* _Set exercise_
Would you retype all of these records exactly?

## Begin Dataset excerpts

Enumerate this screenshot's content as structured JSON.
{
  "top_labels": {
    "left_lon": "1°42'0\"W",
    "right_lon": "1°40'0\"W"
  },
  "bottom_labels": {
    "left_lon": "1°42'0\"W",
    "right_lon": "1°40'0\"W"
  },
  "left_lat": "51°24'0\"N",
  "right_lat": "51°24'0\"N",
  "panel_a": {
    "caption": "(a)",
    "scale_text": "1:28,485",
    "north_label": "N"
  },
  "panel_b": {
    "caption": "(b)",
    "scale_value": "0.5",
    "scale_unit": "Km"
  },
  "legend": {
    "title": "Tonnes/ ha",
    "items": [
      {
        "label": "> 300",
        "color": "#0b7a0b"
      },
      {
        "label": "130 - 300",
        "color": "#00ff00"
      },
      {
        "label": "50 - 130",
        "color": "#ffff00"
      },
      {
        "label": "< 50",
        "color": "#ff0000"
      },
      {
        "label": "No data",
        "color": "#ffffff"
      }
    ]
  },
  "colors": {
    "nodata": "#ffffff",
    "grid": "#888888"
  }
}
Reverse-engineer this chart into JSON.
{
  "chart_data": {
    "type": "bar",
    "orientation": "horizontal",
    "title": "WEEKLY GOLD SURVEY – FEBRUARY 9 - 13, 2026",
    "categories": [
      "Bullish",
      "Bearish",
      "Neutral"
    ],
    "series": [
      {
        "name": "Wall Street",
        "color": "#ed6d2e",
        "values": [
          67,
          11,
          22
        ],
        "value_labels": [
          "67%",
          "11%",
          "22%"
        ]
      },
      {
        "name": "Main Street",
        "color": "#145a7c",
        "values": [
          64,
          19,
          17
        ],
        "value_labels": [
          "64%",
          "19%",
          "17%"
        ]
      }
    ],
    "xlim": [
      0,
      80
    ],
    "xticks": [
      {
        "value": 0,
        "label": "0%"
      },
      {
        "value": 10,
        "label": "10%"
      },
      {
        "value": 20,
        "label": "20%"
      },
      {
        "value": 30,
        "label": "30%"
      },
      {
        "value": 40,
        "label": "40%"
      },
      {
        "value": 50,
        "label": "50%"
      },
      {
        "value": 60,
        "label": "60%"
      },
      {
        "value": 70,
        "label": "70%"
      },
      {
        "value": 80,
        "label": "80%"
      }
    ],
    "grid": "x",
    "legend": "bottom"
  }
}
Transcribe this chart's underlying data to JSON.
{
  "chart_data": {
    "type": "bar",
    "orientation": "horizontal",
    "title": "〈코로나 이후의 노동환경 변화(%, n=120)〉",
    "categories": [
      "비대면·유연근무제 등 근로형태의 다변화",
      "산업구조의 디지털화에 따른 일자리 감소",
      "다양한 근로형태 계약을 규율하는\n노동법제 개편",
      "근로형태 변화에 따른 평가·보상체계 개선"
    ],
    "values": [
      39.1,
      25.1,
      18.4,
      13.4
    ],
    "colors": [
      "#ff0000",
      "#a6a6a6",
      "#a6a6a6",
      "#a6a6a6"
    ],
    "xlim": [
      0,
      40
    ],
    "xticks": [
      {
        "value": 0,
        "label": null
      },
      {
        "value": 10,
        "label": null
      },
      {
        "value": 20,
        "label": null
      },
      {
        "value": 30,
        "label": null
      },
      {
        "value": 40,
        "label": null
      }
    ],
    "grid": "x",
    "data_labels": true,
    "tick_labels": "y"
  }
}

## End Dataset excerpts

* _Completed task_
Enumerate this screenshot's content as structured JSON.
{
  "top_labels": {
    "left_lon": "1°42'0\"W",
    "right_lon": "1°40'0\"W"
  },
  "bottom_labels": {
    "left_lon": "1°42'0\"W",
    "right_lon": "1°40'0\"W"
  },
  "left_lat": "51°24'0\"N",
  "right_lat": "51°24'0\"N",
  "panel_a": {
    "caption": "(a)",
    "scale_text": "1:28,485",
    "north_label": "N"
  },
  "panel_b": {
    "caption": "(b)",
    "scale_value": "0.5",
    "scale_unit": "Km"
  },
  "legend": {
    "title": "Tonnes/ ha",
    "items": [
      {
        "label": "> 300",
        "color": "#0b7a0b"
      },
      {
        "label": "130 - 300",
        "color": "#00ff00"
      },
      {
        "label": "50 - 130",
        "color": "#ffff00"
      },
      {
        "label": "< 50",
        "color": "#ff0000"
      },
      {
        "label": "No data",
        "color": "#ffffff"
      }
    ]
  },
  "colors": {
    "nodata": "#ffffff",
    "grid": "#888888"
  }
}
Reverse-engineer this chart into JSON.
{
  "chart_data": {
    "type": "bar",
    "orientation": "horizontal",
    "title": "WEEKLY GOLD SURVEY – FEBRUARY 9 - 13, 2026",
    "categories": [
      "Bullish",
      "Bearish",
      "Neutral"
    ],
    "series": [
      {
        "name": "Wall Street",
        "color": "#ed6d2e",
        "values": [
          67,
          11,
          22
        ],
        "value_labels": [
          "67%",
          "11%",
          "22%"
        ]
      },
      {
        "name": "Main Street",
        "color": "#145a7c",
        "values": [
          64,
          19,
          17
        ],
        "value_labels": [
          "64%",
          "19%",
          "17%"
        ]
      }
    ],
    "xlim": [
      0,
      80
    ],
    "xticks": [
      {
        "value": 0,
        "label": "0%"
      },
      {
        "value": 10,
        "label": "10%"
      },
      {
        "value": 20,
        "label": "20%"
      },
      {
        "value": 30,
        "label": "30%"
      },
      {
        "value": 40,
        "label": "40%"
      },
      {
        "value": 50,
        "label": "50%"
      },
      {
        "value": 60,
        "label": "60%"
      },
      {
        "value": 70,
        "label": "70%"
      },
      {
        "value": 80,
        "label": "80%"
      }
    ],
    "grid": "x",
    "legend": "bottom"
  }
}
Transcribe this chart's underlying data to JSON.
{
  "chart_data": {
    "type": "bar",
    "orientation": "horizontal",
    "title": "〈코로나 이후의 노동환경 변화(%, n=120)〉",
    "categories": [
      "비대면·유연근무제 등 근로형태의 다변화",
      "산업구조의 디지털화에 따른 일자리 감소",
      "다양한 근로형태 계약을 규율하는\n노동법제 개편",
      "근로형태 변화에 따른 평가·보상체계 개선"
    ],
    "values": [
      39.1,
      25.1,
      18.4,
      13.4
    ],
    "colors": [
      "#ff0000",
      "#a6a6a6",
      "#a6a6a6",
      "#a6a6a6"
    ],
    "xlim": [
      0,
      40
    ],
    "xticks": [
      {
        "value": 0,
        "label": null
      },
      {
        "value": 10,
        "label": null
      },
      {
        "value": 20,
        "label": null
      },
      {
        "value": 30,
        "label": null
      },
      {
        "value": 40,
        "label": null
      }
    ],
    "grid": "x",
    "data_labels": true,
    "tick_labels": "y"
  }
}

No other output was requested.